- **TASK BRIEF**:
Every entry that follows should be repeated exactly; drop the images.

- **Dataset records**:

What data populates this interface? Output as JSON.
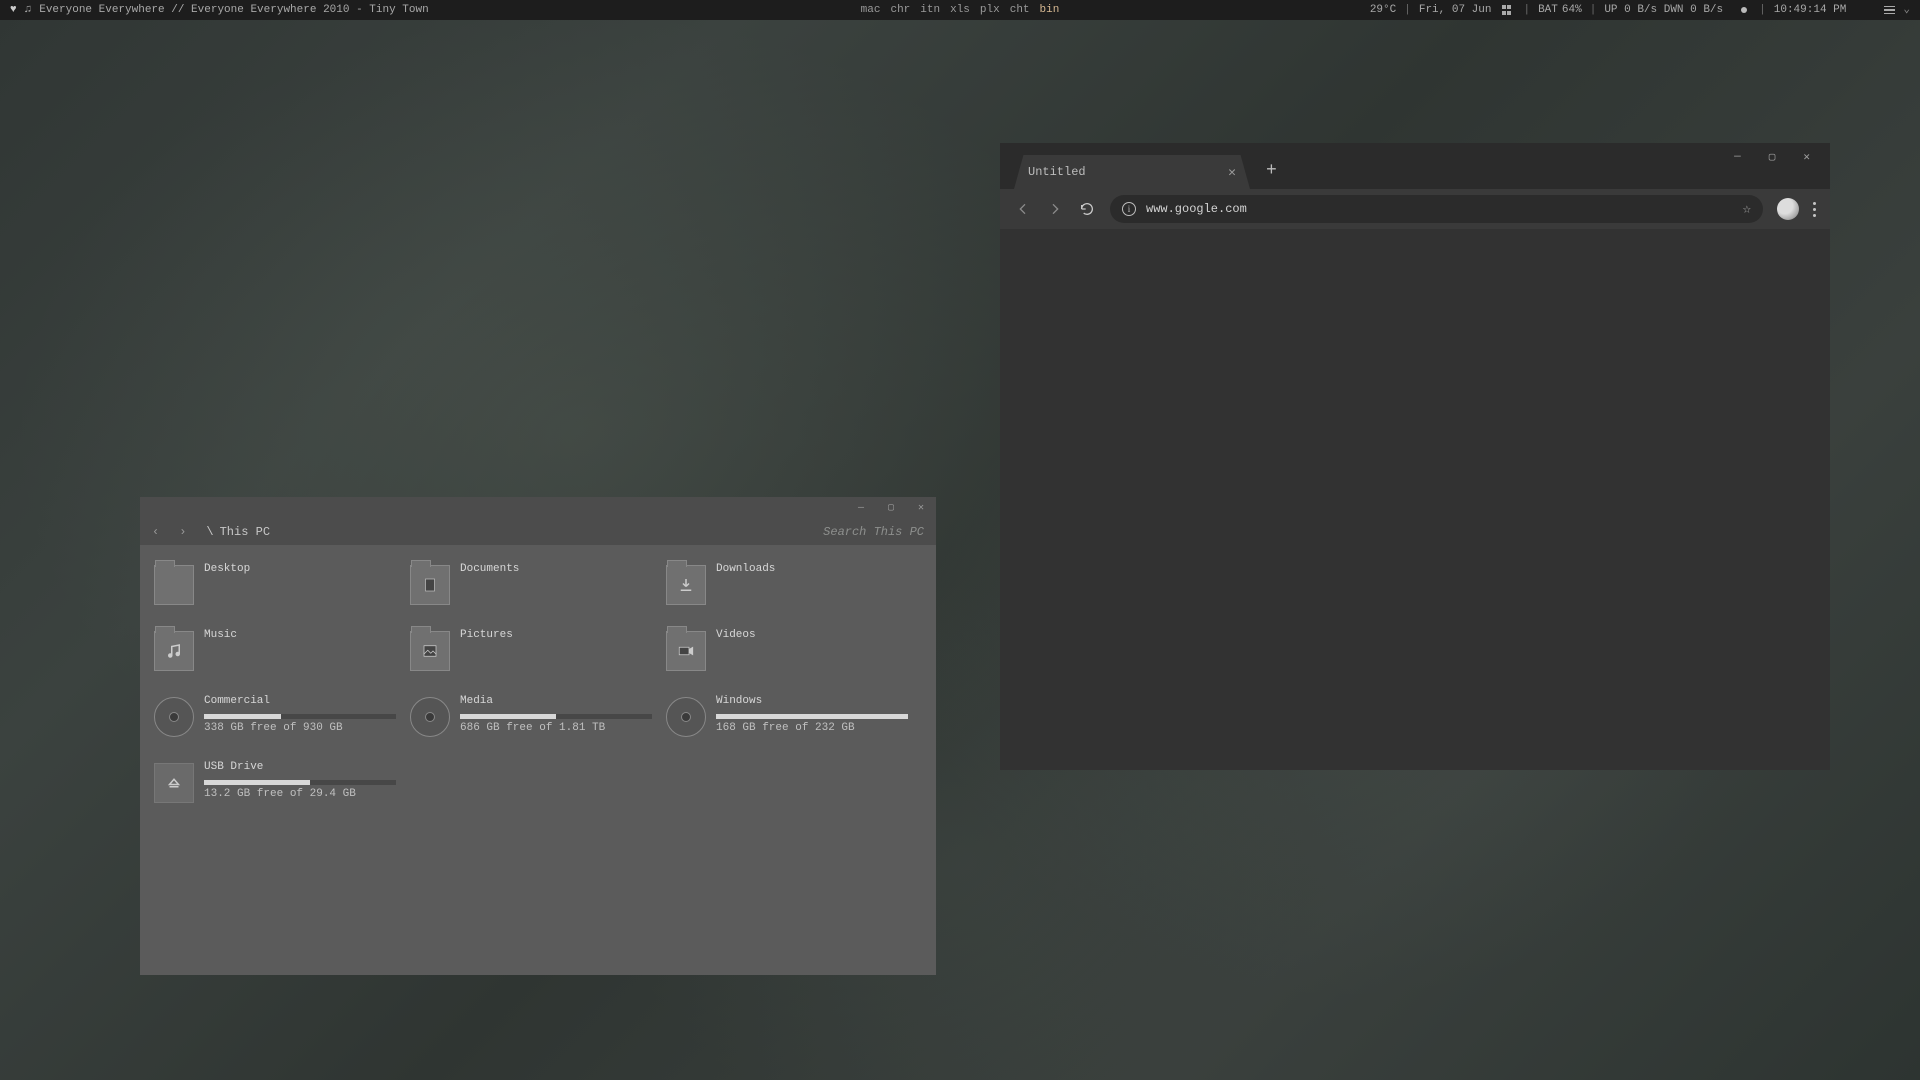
{
  "topbar": {
    "music": "Everyone Everywhere // Everyone Everywhere 2010 - Tiny Town",
    "workspaces": [
      "mac",
      "chr",
      "itn",
      "xls",
      "plx",
      "cht",
      "bin"
    ],
    "workspace_active_index": 6,
    "temp": "29°C",
    "date": "Fri, 07 Jun",
    "bat_label": "BAT",
    "bat_value": "64%",
    "net": "UP 0 B/s DWN 0 B/s",
    "time": "10:49:14 PM"
  },
  "fm": {
    "path_sep": "\\",
    "path": "This PC",
    "search_placeholder": "Search This PC",
    "folders": [
      {
        "name": "Desktop",
        "icon": "folder-blank"
      },
      {
        "name": "Documents",
        "icon": "document"
      },
      {
        "name": "Downloads",
        "icon": "download"
      },
      {
        "name": "Music",
        "icon": "music"
      },
      {
        "name": "Pictures",
        "icon": "picture"
      },
      {
        "name": "Videos",
        "icon": "video"
      }
    ],
    "drives": [
      {
        "name": "Commercial",
        "sub": "338 GB free of 930 GB",
        "pct": 40,
        "icon": "disk"
      },
      {
        "name": "Media",
        "sub": "686 GB free of 1.81 TB",
        "pct": 50,
        "icon": "disk"
      },
      {
        "name": "Windows",
        "sub": "168 GB free of 232 GB",
        "pct": 100,
        "icon": "disk"
      },
      {
        "name": "USB Drive",
        "sub": "13.2 GB free of 29.4 GB",
        "pct": 55,
        "icon": "usb"
      }
    ]
  },
  "browser": {
    "tab_title": "Untitled",
    "url": "www.google.com"
  }
}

- **ANSWER TO THE EXERCISE**:
What data populates this interface? Output as JSON.
{
  "topbar": {
    "music": "Everyone Everywhere // Everyone Everywhere 2010 - Tiny Town",
    "workspaces": [
      "mac",
      "chr",
      "itn",
      "xls",
      "plx",
      "cht",
      "bin"
    ],
    "workspace_active_index": 6,
    "temp": "29°C",
    "date": "Fri, 07 Jun",
    "bat_label": "BAT",
    "bat_value": "64%",
    "net": "UP 0 B/s DWN 0 B/s",
    "time": "10:49:14 PM"
  },
  "fm": {
    "path_sep": "\\",
    "path": "This PC",
    "search_placeholder": "Search This PC",
    "folders": [
      {
        "name": "Desktop",
        "icon": "folder-blank"
      },
      {
        "name": "Documents",
        "icon": "document"
      },
      {
        "name": "Downloads",
        "icon": "download"
      },
      {
        "name": "Music",
        "icon": "music"
      },
      {
        "name": "Pictures",
        "icon": "picture"
      },
      {
        "name": "Videos",
        "icon": "video"
      }
    ],
    "drives": [
      {
        "name": "Commercial",
        "sub": "338 GB free of 930 GB",
        "pct": 40,
        "icon": "disk"
      },
      {
        "name": "Media",
        "sub": "686 GB free of 1.81 TB",
        "pct": 50,
        "icon": "disk"
      },
      {
        "name": "Windows",
        "sub": "168 GB free of 232 GB",
        "pct": 100,
        "icon": "disk"
      },
      {
        "name": "USB Drive",
        "sub": "13.2 GB free of 29.4 GB",
        "pct": 55,
        "icon": "usb"
      }
    ]
  },
  "browser": {
    "tab_title": "Untitled",
    "url": "www.google.com"
  }
}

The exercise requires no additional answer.